[Rows from a dataset]

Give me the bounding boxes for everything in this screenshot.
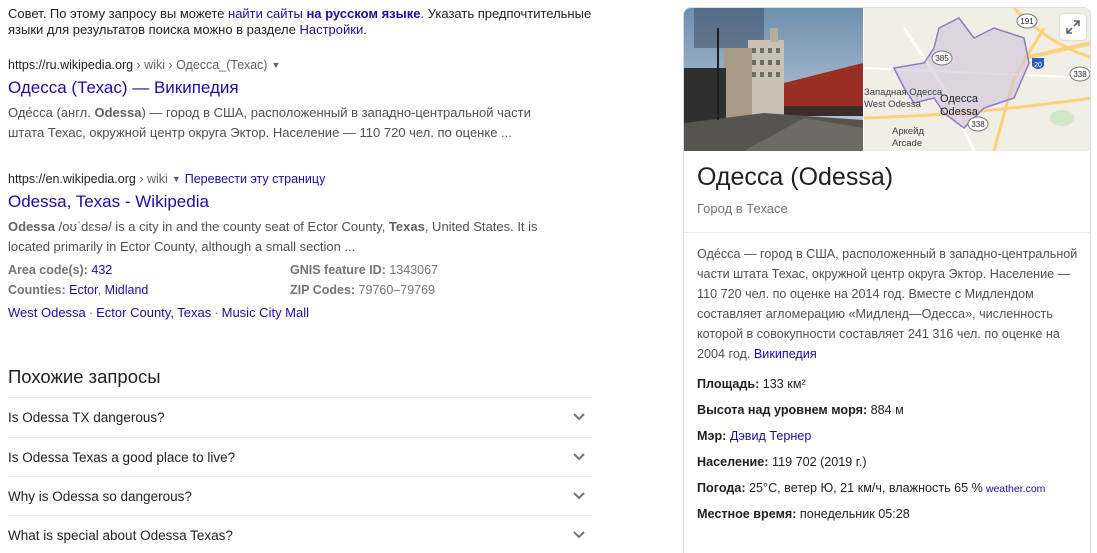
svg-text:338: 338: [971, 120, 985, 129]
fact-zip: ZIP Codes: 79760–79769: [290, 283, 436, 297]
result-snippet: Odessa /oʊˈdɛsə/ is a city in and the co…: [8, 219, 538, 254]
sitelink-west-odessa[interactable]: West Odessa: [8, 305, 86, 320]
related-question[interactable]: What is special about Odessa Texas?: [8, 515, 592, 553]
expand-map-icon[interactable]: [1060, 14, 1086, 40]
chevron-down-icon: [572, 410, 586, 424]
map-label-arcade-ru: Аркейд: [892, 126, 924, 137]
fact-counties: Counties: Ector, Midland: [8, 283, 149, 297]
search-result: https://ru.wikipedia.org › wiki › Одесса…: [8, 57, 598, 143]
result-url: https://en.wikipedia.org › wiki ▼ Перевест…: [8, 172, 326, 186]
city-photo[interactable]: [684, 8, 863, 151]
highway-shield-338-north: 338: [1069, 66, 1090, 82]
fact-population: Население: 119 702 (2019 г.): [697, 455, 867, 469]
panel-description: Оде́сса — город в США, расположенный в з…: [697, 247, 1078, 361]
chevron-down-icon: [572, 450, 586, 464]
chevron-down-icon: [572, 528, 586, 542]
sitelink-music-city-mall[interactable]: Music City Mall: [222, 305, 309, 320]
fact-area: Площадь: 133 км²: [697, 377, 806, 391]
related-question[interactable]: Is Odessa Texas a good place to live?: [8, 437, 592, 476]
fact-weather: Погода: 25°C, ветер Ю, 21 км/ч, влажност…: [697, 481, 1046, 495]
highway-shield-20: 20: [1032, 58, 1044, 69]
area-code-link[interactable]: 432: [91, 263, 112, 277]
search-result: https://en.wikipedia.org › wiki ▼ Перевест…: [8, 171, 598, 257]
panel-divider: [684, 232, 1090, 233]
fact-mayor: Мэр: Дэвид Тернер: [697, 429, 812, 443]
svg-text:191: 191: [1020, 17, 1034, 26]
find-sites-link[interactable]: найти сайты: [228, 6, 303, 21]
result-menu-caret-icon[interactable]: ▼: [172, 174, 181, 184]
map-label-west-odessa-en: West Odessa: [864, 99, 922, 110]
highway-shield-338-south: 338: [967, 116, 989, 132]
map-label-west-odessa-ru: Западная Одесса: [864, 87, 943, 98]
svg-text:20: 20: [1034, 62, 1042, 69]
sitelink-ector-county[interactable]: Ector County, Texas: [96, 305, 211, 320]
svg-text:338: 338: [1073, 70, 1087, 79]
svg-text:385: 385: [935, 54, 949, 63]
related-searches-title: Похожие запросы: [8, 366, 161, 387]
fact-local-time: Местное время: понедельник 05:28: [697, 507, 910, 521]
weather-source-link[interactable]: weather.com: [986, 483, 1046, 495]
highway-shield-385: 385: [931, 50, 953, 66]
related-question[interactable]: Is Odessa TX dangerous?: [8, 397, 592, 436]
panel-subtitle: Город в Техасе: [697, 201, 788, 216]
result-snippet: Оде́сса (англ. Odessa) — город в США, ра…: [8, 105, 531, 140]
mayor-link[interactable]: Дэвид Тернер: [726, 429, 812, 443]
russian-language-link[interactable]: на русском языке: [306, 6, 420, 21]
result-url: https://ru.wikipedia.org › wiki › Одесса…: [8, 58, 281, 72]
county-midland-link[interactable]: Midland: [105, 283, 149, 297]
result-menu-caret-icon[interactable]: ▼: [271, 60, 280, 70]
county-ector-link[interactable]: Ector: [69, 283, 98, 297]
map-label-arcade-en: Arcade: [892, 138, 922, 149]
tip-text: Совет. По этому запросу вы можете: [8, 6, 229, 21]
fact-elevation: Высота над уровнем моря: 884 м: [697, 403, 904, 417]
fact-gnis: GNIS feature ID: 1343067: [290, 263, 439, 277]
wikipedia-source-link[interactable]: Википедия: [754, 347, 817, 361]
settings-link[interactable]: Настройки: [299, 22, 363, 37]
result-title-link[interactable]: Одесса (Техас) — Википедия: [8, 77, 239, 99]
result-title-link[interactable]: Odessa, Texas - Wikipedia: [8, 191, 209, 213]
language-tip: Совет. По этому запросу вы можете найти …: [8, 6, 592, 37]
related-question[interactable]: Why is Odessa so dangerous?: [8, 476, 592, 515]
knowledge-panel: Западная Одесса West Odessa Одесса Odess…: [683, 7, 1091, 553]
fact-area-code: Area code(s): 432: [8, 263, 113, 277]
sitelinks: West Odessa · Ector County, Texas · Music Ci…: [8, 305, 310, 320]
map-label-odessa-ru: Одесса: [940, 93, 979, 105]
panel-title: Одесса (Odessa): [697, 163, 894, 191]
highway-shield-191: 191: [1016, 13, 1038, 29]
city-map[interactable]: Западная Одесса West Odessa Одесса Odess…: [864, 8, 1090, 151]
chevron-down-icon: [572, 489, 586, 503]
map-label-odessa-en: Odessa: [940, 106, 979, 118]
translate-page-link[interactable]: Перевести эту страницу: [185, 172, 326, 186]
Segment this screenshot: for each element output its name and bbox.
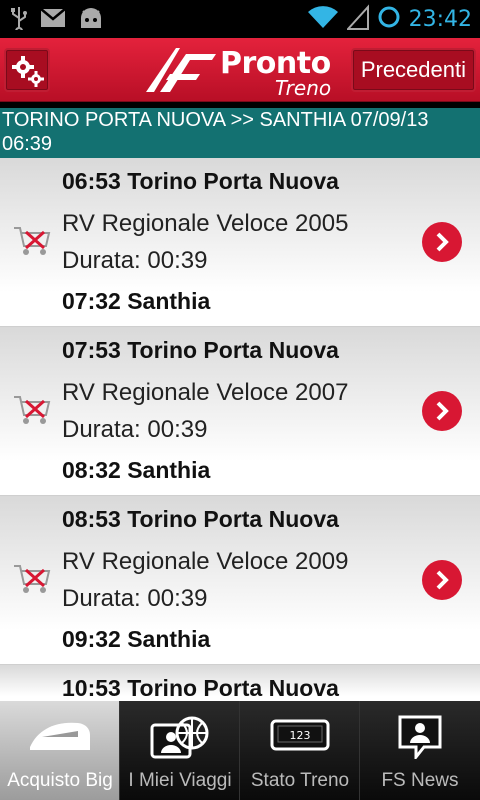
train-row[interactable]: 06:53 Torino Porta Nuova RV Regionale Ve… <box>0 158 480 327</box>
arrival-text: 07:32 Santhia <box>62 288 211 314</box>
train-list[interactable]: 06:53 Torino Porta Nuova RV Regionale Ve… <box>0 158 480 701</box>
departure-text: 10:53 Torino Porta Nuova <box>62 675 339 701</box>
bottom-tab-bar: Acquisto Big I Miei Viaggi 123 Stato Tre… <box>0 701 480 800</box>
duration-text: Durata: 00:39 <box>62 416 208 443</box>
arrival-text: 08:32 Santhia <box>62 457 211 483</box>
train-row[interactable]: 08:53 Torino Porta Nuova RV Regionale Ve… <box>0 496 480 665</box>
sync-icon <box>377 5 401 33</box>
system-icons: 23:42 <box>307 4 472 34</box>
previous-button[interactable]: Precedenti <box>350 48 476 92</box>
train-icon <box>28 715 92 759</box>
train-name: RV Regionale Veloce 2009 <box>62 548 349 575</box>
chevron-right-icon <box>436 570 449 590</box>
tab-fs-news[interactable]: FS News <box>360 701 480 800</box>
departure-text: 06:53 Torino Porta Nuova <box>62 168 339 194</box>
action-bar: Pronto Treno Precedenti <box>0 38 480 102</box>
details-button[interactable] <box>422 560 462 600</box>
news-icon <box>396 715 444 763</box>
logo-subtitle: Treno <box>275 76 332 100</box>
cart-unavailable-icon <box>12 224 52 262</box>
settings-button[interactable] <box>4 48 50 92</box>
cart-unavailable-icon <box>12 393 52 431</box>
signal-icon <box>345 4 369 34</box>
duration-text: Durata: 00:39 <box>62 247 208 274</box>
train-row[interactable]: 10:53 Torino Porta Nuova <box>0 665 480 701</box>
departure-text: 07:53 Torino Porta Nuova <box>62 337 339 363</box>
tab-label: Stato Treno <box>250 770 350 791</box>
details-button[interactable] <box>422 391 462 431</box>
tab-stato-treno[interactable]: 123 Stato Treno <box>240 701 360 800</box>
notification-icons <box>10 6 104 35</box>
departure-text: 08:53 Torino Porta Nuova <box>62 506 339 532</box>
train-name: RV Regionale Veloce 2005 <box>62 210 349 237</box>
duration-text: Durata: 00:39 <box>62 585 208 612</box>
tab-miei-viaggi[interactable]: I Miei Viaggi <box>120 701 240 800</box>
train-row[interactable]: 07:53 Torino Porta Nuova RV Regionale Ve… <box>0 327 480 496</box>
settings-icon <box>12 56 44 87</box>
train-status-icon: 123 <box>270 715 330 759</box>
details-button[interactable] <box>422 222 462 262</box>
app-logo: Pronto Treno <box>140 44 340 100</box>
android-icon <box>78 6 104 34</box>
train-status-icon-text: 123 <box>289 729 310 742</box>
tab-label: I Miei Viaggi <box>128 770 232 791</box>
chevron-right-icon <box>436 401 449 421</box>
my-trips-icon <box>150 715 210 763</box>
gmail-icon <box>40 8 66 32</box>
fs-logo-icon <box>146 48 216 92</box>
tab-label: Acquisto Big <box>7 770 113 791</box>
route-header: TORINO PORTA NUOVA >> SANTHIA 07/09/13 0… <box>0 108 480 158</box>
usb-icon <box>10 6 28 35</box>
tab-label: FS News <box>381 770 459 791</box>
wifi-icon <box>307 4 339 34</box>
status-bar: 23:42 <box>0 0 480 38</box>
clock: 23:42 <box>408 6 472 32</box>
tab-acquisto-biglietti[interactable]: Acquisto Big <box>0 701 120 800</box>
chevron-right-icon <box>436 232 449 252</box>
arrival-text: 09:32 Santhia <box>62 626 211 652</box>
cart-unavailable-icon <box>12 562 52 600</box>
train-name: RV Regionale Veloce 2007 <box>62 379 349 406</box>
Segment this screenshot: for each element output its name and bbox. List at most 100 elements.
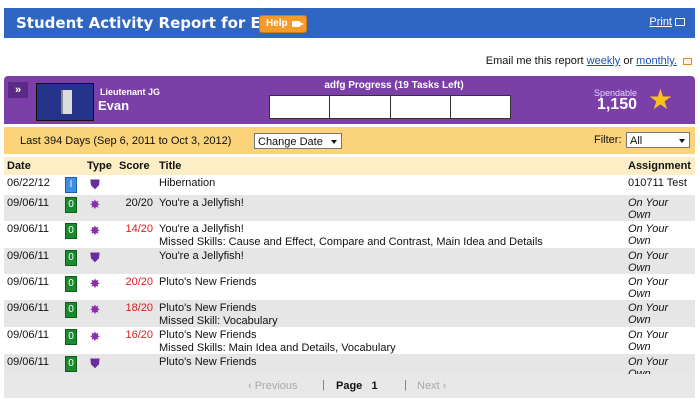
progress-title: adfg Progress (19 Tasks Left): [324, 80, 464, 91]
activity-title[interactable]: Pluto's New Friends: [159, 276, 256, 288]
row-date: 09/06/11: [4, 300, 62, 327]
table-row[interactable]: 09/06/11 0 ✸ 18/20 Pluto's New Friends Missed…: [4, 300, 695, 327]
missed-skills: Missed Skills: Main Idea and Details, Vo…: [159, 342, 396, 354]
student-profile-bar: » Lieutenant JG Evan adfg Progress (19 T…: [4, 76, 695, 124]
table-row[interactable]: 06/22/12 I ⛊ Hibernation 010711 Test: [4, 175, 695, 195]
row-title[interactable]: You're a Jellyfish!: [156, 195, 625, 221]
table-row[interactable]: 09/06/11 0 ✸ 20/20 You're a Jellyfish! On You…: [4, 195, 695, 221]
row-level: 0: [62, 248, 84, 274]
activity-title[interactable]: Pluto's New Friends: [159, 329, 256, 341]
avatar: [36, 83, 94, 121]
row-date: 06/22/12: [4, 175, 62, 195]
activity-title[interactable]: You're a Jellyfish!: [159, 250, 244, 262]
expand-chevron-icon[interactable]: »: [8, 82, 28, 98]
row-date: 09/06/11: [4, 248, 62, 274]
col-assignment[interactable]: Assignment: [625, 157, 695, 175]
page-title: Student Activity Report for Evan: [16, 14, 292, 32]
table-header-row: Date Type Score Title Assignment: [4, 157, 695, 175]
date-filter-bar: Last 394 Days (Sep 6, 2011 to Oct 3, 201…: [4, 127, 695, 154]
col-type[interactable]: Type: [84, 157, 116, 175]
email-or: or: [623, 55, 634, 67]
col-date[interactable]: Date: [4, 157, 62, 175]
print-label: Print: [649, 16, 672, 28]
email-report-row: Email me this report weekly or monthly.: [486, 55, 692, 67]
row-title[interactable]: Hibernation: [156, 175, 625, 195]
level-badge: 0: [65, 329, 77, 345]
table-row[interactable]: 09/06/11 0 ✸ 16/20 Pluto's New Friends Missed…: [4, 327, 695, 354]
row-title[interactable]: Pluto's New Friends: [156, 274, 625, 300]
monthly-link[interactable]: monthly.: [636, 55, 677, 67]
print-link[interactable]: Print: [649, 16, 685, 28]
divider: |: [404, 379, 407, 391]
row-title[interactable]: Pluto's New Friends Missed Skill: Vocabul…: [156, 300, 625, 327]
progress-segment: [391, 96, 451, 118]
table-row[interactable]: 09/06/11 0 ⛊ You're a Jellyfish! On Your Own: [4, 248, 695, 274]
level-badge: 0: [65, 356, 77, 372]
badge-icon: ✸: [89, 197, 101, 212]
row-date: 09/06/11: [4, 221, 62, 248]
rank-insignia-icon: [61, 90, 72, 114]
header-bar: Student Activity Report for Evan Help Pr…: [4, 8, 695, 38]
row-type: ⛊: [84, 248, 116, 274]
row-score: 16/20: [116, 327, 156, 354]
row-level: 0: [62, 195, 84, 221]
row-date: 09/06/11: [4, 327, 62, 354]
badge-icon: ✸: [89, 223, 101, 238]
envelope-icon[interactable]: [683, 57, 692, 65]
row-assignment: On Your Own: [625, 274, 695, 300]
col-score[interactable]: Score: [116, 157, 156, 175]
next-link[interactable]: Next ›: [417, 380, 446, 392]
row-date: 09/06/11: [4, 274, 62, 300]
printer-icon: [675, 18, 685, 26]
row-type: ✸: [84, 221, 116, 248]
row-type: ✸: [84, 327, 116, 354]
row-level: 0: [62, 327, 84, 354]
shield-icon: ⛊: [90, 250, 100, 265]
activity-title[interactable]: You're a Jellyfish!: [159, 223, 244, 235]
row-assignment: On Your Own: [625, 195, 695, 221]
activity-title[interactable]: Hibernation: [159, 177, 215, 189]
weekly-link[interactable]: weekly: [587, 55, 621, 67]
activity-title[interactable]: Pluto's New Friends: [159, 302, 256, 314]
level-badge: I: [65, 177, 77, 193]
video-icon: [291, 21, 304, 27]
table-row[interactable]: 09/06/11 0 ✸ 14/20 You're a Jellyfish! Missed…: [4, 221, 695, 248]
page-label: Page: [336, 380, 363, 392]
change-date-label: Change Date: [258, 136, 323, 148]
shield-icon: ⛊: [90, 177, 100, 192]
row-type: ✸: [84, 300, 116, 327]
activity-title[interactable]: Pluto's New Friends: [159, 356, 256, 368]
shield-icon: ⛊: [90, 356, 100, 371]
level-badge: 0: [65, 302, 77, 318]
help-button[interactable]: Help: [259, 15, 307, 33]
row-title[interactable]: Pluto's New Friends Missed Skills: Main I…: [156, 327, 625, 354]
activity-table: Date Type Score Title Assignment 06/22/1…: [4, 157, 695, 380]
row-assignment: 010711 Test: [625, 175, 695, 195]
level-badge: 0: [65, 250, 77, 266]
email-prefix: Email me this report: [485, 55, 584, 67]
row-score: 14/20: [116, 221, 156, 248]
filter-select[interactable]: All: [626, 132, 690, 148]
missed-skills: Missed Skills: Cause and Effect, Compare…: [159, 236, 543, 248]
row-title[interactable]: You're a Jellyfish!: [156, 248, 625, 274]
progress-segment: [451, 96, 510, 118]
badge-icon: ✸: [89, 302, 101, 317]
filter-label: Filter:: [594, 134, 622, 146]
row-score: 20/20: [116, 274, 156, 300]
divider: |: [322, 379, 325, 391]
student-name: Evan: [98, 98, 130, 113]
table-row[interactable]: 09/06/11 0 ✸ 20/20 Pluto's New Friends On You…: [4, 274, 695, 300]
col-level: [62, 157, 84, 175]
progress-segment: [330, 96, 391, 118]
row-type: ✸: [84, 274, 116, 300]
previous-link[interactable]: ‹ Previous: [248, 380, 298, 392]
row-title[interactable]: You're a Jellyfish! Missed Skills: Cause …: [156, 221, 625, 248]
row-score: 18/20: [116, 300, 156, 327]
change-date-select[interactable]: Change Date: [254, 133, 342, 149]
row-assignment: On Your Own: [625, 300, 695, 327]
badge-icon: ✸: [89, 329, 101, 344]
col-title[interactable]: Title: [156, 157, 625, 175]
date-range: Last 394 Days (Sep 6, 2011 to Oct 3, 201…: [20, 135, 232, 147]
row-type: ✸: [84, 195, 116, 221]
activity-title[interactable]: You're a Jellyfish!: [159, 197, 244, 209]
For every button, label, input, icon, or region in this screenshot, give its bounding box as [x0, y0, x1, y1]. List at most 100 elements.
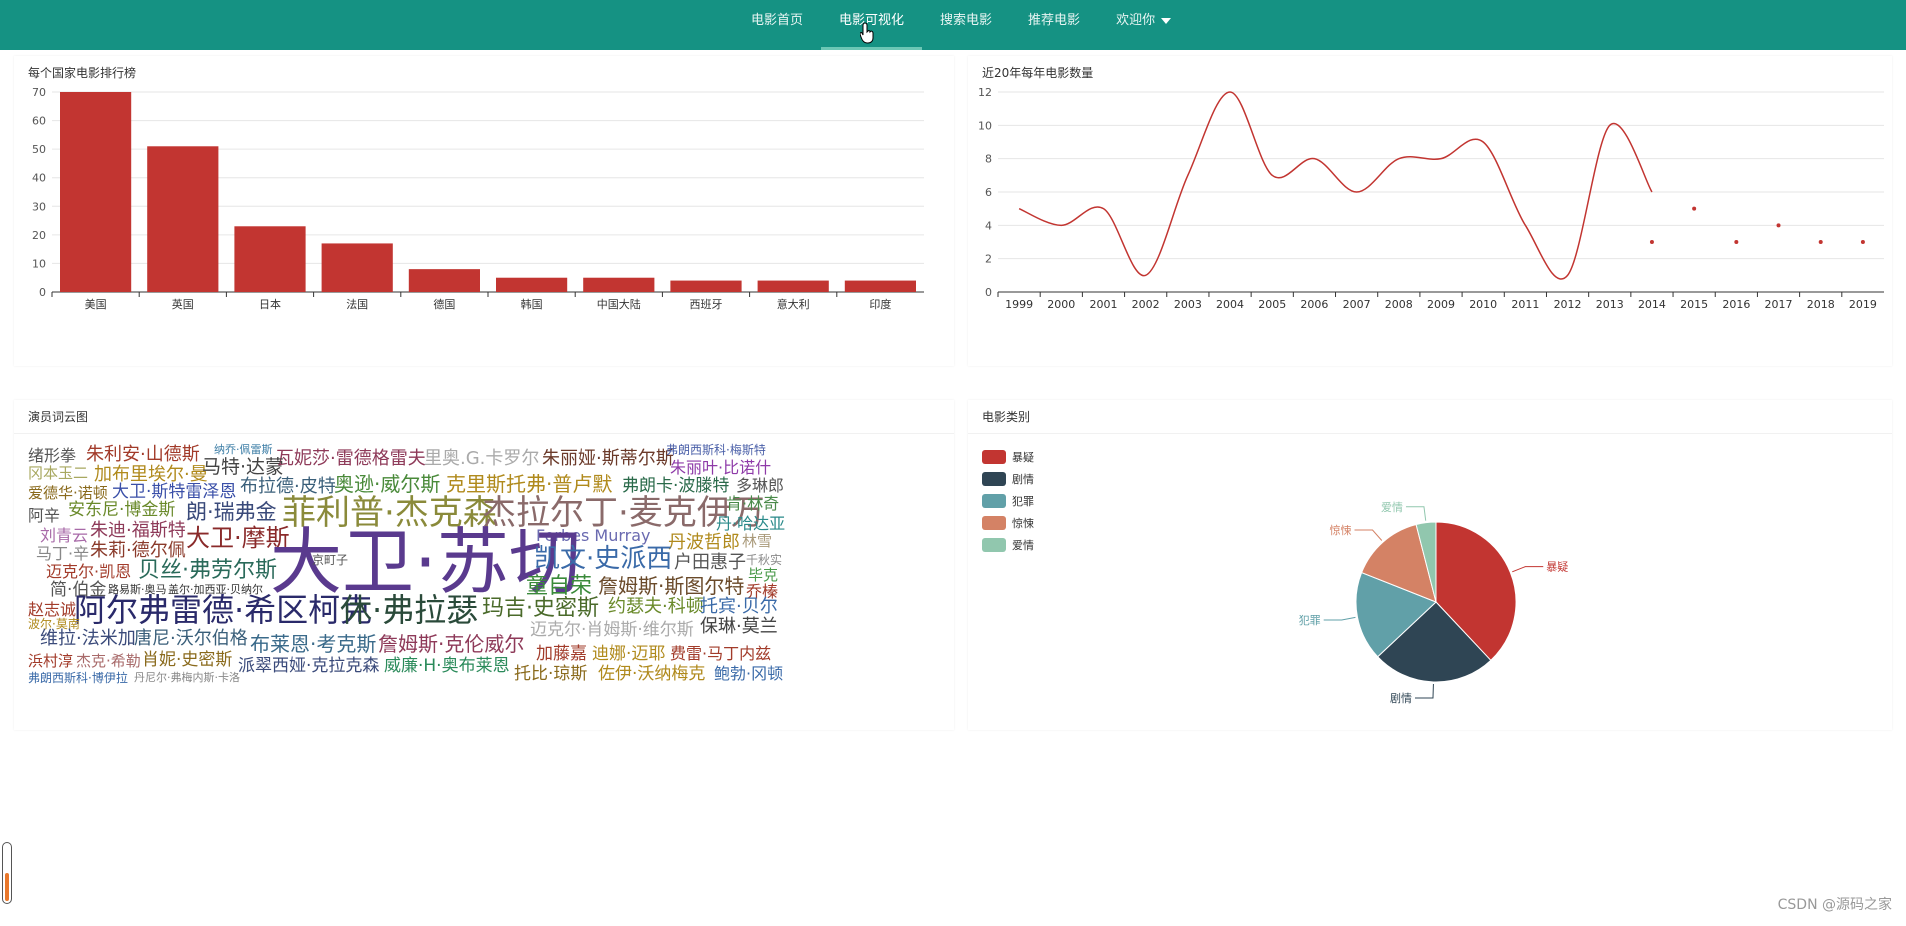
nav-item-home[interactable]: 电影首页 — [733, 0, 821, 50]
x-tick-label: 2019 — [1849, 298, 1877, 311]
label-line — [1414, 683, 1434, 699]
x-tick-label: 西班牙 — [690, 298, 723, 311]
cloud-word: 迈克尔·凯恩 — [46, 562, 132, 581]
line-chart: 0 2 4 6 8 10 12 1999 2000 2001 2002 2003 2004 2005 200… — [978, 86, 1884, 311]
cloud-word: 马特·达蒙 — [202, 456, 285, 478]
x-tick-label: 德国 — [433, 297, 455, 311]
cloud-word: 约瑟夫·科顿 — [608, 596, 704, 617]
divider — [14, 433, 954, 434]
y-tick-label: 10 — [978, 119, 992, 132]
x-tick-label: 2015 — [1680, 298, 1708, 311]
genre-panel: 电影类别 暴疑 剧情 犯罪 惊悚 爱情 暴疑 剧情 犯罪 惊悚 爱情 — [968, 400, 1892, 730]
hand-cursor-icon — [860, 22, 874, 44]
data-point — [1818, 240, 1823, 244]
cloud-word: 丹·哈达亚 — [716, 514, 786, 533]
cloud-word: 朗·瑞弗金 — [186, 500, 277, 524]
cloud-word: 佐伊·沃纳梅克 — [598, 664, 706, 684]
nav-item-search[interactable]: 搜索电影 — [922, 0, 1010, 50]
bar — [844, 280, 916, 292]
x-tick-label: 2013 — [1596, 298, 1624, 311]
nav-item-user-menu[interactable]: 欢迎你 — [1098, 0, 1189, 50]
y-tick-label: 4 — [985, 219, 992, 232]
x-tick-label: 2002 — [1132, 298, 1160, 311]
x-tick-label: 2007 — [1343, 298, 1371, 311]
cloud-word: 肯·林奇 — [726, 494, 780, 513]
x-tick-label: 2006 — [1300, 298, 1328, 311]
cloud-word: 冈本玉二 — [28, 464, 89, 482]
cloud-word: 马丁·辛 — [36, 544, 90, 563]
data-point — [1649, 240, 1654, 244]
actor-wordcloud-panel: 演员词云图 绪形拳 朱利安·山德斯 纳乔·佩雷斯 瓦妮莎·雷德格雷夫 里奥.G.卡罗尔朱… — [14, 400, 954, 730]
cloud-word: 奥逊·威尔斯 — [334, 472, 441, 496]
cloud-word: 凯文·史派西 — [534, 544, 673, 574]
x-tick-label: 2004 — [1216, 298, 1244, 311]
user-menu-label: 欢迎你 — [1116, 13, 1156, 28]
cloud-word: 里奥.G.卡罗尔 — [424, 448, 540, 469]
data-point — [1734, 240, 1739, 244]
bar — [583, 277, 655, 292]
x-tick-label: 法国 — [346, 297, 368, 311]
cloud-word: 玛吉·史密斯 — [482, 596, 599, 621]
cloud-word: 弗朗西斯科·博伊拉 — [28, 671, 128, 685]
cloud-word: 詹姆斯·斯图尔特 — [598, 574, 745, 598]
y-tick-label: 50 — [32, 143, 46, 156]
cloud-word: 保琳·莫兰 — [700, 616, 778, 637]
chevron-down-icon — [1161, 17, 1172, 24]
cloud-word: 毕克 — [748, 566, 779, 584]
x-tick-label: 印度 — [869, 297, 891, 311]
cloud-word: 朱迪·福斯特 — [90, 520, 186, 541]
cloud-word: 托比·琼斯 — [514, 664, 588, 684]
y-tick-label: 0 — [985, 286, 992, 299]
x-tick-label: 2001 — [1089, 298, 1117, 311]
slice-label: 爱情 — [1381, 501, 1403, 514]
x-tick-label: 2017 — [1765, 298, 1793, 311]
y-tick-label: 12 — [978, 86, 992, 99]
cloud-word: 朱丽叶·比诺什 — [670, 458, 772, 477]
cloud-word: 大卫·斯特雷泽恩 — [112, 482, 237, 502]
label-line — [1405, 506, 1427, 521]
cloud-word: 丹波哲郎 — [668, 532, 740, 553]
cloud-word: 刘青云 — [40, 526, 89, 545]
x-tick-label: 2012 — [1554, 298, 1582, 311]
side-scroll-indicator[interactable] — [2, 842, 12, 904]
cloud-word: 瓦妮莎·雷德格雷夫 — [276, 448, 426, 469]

What the exercise asks: Reproduce, character for character, the lines of the records from the line with "train-row[interactable]: 06:53 Torino" up to and including the line with "departure-text: 08:53 Torino".

Answer in full:
train-row[interactable]: 06:53 Torino Porta Nuova RV Regionale Ve… <box>0 158 480 327</box>
arrival-text: 07:32 Santhia <box>62 288 211 314</box>
train-list[interactable]: 06:53 Torino Porta Nuova RV Regionale Ve… <box>0 158 480 701</box>
departure-text: 10:53 Torino Porta Nuova <box>62 675 339 701</box>
bottom-tab-bar: Acquisto Big I Miei Viaggi 123 Stato Tre… <box>0 701 480 800</box>
duration-text: Durata: 00:39 <box>62 416 208 443</box>
arrival-text: 08:32 Santhia <box>62 457 211 483</box>
train-row[interactable]: 08:53 Torino Porta Nuova RV Regionale Ve… <box>0 496 480 665</box>
sync-icon <box>377 5 401 33</box>
system-icons: 23:42 <box>307 4 472 34</box>
previous-button[interactable]: Precedenti <box>350 48 476 92</box>
train-icon <box>28 715 92 759</box>
train-name: RV Regionale Veloce 2009 <box>62 548 349 575</box>
chevron-right-icon <box>436 570 449 590</box>
tab-fs-news[interactable]: FS News <box>360 701 480 800</box>
departure-text: 06:53 Torino Porta Nuova <box>62 168 339 194</box>
action-bar: Pronto Treno Precedenti <box>0 38 480 102</box>
details-button[interactable] <box>422 560 462 600</box>
news-icon <box>396 715 444 763</box>
logo-subtitle: Treno <box>275 76 332 100</box>
cart-unavailable-icon <box>12 224 52 262</box>
settings-button[interactable] <box>4 48 50 92</box>
cart-unavailable-icon <box>12 393 52 431</box>
signal-icon <box>345 4 369 34</box>
duration-text: Durata: 00:39 <box>62 247 208 274</box>
train-row[interactable]: 10:53 Torino Porta Nuova <box>0 665 480 701</box>
departure-text: 07:53 Torino Porta Nuova <box>62 337 339 363</box>
tab-label: Stato Treno <box>250 770 350 791</box>
details-button[interactable] <box>422 391 462 431</box>
tab-stato-treno[interactable]: 123 Stato Treno <box>240 701 360 800</box>
notification-icons <box>10 6 104 35</box>
departure-text: 08:53 Torino Porta Nuova <box>62 506 339 532</box>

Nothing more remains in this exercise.